◆ Problem to solve
The listing below should be copied in full, word for word.

◆ Stored records
****************

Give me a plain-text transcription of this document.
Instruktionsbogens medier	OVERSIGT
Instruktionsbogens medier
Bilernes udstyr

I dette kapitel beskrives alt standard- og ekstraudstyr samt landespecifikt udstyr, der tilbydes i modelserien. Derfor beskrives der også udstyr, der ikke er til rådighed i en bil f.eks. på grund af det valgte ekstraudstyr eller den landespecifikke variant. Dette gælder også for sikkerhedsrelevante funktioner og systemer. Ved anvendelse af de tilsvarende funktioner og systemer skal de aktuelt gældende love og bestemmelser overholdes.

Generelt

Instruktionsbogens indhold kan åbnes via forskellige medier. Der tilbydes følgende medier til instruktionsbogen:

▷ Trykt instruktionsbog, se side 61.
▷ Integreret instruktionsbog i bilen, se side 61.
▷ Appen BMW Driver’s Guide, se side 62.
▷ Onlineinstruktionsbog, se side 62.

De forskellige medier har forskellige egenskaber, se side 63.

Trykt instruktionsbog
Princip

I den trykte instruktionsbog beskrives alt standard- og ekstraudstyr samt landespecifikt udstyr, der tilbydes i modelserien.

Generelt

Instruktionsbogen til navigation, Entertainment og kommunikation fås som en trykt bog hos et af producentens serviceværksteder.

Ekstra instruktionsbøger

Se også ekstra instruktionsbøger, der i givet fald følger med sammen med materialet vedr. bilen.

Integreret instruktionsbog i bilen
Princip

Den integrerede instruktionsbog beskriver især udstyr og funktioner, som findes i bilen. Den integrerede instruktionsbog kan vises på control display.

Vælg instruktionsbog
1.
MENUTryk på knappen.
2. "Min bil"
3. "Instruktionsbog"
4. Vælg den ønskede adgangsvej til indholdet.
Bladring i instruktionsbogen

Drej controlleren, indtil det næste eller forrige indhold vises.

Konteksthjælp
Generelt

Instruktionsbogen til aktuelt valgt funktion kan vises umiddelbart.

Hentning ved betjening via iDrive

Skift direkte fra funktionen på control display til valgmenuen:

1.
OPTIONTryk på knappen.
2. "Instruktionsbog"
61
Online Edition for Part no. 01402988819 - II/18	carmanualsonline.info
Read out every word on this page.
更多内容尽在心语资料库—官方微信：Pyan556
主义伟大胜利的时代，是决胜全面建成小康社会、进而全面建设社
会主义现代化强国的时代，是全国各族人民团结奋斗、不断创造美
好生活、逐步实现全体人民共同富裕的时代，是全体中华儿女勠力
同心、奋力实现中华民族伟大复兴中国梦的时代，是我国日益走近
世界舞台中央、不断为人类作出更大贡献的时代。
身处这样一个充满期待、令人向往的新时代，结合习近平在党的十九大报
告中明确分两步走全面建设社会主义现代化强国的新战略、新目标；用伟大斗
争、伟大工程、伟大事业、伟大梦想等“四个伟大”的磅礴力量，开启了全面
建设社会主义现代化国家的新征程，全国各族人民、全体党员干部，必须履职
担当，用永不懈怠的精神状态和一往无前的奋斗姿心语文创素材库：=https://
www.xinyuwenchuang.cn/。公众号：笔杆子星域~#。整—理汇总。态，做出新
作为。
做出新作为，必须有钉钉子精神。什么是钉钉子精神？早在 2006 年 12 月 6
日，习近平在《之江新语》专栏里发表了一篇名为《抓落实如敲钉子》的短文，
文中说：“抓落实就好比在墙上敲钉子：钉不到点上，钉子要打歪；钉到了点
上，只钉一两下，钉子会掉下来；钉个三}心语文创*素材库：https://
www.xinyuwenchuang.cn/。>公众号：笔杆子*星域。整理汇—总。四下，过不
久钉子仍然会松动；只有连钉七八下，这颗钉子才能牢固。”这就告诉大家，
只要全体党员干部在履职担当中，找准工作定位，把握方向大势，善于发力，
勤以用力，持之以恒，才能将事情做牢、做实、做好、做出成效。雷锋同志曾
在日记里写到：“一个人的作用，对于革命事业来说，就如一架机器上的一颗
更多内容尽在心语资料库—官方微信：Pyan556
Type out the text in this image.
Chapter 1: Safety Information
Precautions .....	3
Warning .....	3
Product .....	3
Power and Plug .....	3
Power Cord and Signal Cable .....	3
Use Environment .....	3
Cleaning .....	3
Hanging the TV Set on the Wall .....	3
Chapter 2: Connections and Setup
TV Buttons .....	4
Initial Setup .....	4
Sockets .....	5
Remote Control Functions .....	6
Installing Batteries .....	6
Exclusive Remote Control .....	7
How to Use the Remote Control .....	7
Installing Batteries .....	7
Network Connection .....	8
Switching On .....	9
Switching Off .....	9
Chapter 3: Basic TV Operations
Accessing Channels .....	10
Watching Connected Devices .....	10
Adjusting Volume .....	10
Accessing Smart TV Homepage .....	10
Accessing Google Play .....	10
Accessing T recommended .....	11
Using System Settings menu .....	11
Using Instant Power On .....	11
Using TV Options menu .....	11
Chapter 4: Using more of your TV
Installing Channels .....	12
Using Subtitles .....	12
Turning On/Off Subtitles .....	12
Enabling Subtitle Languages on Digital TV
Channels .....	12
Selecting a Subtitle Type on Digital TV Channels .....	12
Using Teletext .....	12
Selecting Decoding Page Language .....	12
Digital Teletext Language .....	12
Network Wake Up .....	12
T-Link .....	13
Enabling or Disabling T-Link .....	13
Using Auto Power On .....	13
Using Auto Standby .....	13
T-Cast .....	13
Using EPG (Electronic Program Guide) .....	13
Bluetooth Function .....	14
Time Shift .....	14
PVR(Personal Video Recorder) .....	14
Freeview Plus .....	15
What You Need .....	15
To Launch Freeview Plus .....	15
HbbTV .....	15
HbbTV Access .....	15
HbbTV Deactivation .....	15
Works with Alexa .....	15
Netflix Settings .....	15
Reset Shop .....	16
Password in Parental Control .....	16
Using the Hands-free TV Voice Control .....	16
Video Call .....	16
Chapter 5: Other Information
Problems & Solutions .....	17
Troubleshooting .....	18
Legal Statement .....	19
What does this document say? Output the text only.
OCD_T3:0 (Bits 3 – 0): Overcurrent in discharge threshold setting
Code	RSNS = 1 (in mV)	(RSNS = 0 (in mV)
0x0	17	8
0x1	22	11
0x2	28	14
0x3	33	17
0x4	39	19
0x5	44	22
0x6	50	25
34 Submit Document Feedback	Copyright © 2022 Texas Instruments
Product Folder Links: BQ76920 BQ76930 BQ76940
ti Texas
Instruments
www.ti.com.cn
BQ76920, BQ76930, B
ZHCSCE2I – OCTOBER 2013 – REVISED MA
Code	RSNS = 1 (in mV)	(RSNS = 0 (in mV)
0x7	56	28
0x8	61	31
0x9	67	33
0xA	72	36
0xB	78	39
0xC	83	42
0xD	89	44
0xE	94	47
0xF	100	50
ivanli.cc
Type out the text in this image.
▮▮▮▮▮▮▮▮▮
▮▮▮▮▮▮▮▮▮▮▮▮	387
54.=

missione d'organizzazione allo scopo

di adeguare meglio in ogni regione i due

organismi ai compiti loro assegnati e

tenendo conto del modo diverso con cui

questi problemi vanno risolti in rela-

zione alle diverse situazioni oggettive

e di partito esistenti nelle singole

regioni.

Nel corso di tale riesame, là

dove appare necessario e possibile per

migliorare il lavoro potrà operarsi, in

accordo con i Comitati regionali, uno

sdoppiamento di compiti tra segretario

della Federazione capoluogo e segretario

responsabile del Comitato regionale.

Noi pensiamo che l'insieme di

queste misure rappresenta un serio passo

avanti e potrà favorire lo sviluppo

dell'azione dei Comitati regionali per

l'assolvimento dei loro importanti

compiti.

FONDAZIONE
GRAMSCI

****************

◆ Written solution
Give me a plain-text transcription of this document.
Instruktionsbogens medier	OVERSIGT
Instruktionsbogens medier
Bilernes udstyr

I dette kapitel beskrives alt standard- og ekstraudstyr samt landespecifikt udstyr, der tilbydes i modelserien. Derfor beskrives der også udstyr, der ikke er til rådighed i en bil f.eks. på grund af det valgte ekstraudstyr eller den landespecifikke variant. Dette gælder også for sikkerhedsrelevante funktioner og systemer. Ved anvendelse af de tilsvarende funktioner og systemer skal de aktuelt gældende love og bestemmelser overholdes.

Generelt

Instruktionsbogens indhold kan åbnes via forskellige medier. Der tilbydes følgende medier til instruktionsbogen:

▷ Trykt instruktionsbog, se side 61.
▷ Integreret instruktionsbog i bilen, se side 61.
▷ Appen BMW Driver’s Guide, se side 62.
▷ Onlineinstruktionsbog, se side 62.

De forskellige medier har forskellige egenskaber, se side 63.

Trykt instruktionsbog
Princip

I den trykte instruktionsbog beskrives alt standard- og ekstraudstyr samt landespecifikt udstyr, der tilbydes i modelserien.

Generelt

Instruktionsbogen til navigation, Entertainment og kommunikation fås som en trykt bog hos et af producentens serviceværksteder.

Ekstra instruktionsbøger

Se også ekstra instruktionsbøger, der i givet fald følger med sammen med materialet vedr. bilen.

Integreret instruktionsbog i bilen
Princip

Den integrerede instruktionsbog beskriver især udstyr og funktioner, som findes i bilen. Den integrerede instruktionsbog kan vises på control display.

Vælg instruktionsbog
1.
MENUTryk på knappen.
2. "Min bil"
3. "Instruktionsbog"
4. Vælg den ønskede adgangsvej til indholdet.
Bladring i instruktionsbogen

Drej controlleren, indtil det næste eller forrige indhold vises.

Konteksthjælp
Generelt

Instruktionsbogen til aktuelt valgt funktion kan vises umiddelbart.

Hentning ved betjening via iDrive

Skift direkte fra funktionen på control display til valgmenuen:

1.
OPTIONTryk på knappen.
2. "Instruktionsbog"
61
Online Edition for Part no. 01402988819 - II/18	carmanualsonline.info
Read out every word on this page.
更多内容尽在心语资料库—官方微信：Pyan556
主义伟大胜利的时代，是决胜全面建成小康社会、进而全面建设社
会主义现代化强国的时代，是全国各族人民团结奋斗、不断创造美
好生活、逐步实现全体人民共同富裕的时代，是全体中华儿女勠力
同心、奋力实现中华民族伟大复兴中国梦的时代，是我国日益走近
世界舞台中央、不断为人类作出更大贡献的时代。
身处这样一个充满期待、令人向往的新时代，结合习近平在党的十九大报
告中明确分两步走全面建设社会主义现代化强国的新战略、新目标；用伟大斗
争、伟大工程、伟大事业、伟大梦想等“四个伟大”的磅礴力量，开启了全面
建设社会主义现代化国家的新征程，全国各族人民、全体党员干部，必须履职
担当，用永不懈怠的精神状态和一往无前的奋斗姿心语文创素材库：=https://
www.xinyuwenchuang.cn/。公众号：笔杆子星域~#。整—理汇总。态，做出新
作为。
做出新作为，必须有钉钉子精神。什么是钉钉子精神？早在 2006 年 12 月 6
日，习近平在《之江新语》专栏里发表了一篇名为《抓落实如敲钉子》的短文，
文中说：“抓落实就好比在墙上敲钉子：钉不到点上，钉子要打歪；钉到了点
上，只钉一两下，钉子会掉下来；钉个三}心语文创*素材库：https://
www.xinyuwenchuang.cn/。>公众号：笔杆子*星域。整理汇—总。四下，过不
久钉子仍然会松动；只有连钉七八下，这颗钉子才能牢固。”这就告诉大家，
只要全体党员干部在履职担当中，找准工作定位，把握方向大势，善于发力，
勤以用力，持之以恒，才能将事情做牢、做实、做好、做出成效。雷锋同志曾
在日记里写到：“一个人的作用，对于革命事业来说，就如一架机器上的一颗
更多内容尽在心语资料库—官方微信：Pyan556
Type out the text in this image.
Chapter 1: Safety Information
Precautions .....	3
Warning .....	3
Product .....	3
Power and Plug .....	3
Power Cord and Signal Cable .....	3
Use Environment .....	3
Cleaning .....	3
Hanging the TV Set on the Wall .....	3
Chapter 2: Connections and Setup
TV Buttons .....	4
Initial Setup .....	4
Sockets .....	5
Remote Control Functions .....	6
Installing Batteries .....	6
Exclusive Remote Control .....	7
How to Use the Remote Control .....	7
Installing Batteries .....	7
Network Connection .....	8
Switching On .....	9
Switching Off .....	9
Chapter 3: Basic TV Operations
Accessing Channels .....	10
Watching Connected Devices .....	10
Adjusting Volume .....	10
Accessing Smart TV Homepage .....	10
Accessing Google Play .....	10
Accessing T recommended .....	11
Using System Settings menu .....	11
Using Instant Power On .....	11
Using TV Options menu .....	11
Chapter 4: Using more of your TV
Installing Channels .....	12
Using Subtitles .....	12
Turning On/Off Subtitles .....	12
Enabling Subtitle Languages on Digital TV
Channels .....	12
Selecting a Subtitle Type on Digital TV Channels .....	12
Using Teletext .....	12
Selecting Decoding Page Language .....	12
Digital Teletext Language .....	12
Network Wake Up .....	12
T-Link .....	13
Enabling or Disabling T-Link .....	13
Using Auto Power On .....	13
Using Auto Standby .....	13
T-Cast .....	13
Using EPG (Electronic Program Guide) .....	13
Bluetooth Function .....	14
Time Shift .....	14
PVR(Personal Video Recorder) .....	14
Freeview Plus .....	15
What You Need .....	15
To Launch Freeview Plus .....	15
HbbTV .....	15
HbbTV Access .....	15
HbbTV Deactivation .....	15
Works with Alexa .....	15
Netflix Settings .....	15
Reset Shop .....	16
Password in Parental Control .....	16
Using the Hands-free TV Voice Control .....	16
Video Call .....	16
Chapter 5: Other Information
Problems & Solutions .....	17
Troubleshooting .....	18
Legal Statement .....	19
What does this document say? Output the text only.
OCD_T3:0 (Bits 3 – 0): Overcurrent in discharge threshold setting
Code	RSNS = 1 (in mV)	(RSNS = 0 (in mV)
0x0	17	8
0x1	22	11
0x2	28	14
0x3	33	17
0x4	39	19
0x5	44	22
0x6	50	25
34 Submit Document Feedback	Copyright © 2022 Texas Instruments
Product Folder Links: BQ76920 BQ76930 BQ76940
ti Texas
Instruments
www.ti.com.cn
BQ76920, BQ76930, B
ZHCSCE2I – OCTOBER 2013 – REVISED MA
Code	RSNS = 1 (in mV)	(RSNS = 0 (in mV)
0x7	56	28
0x8	61	31
0x9	67	33
0xA	72	36
0xB	78	39
0xC	83	42
0xD	89	44
0xE	94	47
0xF	100	50
ivanli.cc
Type out the text in this image.
▮▮▮▮▮▮▮▮▮
▮▮▮▮▮▮▮▮▮▮▮▮	387
54.=

missione d'organizzazione allo scopo

di adeguare meglio in ogni regione i due

organismi ai compiti loro assegnati e

tenendo conto del modo diverso con cui

questi problemi vanno risolti in rela-

zione alle diverse situazioni oggettive

e di partito esistenti nelle singole

regioni.

Nel corso di tale riesame, là

dove appare necessario e possibile per

migliorare il lavoro potrà operarsi, in

accordo con i Comitati regionali, uno

sdoppiamento di compiti tra segretario

della Federazione capoluogo e segretario

responsabile del Comitato regionale.

Noi pensiamo che l'insieme di

queste misure rappresenta un serio passo

avanti e potrà favorire lo sviluppo

dell'azione dei Comitati regionali per

l'assolvimento dei loro importanti

compiti.

FONDAZIONE
GRAMSCI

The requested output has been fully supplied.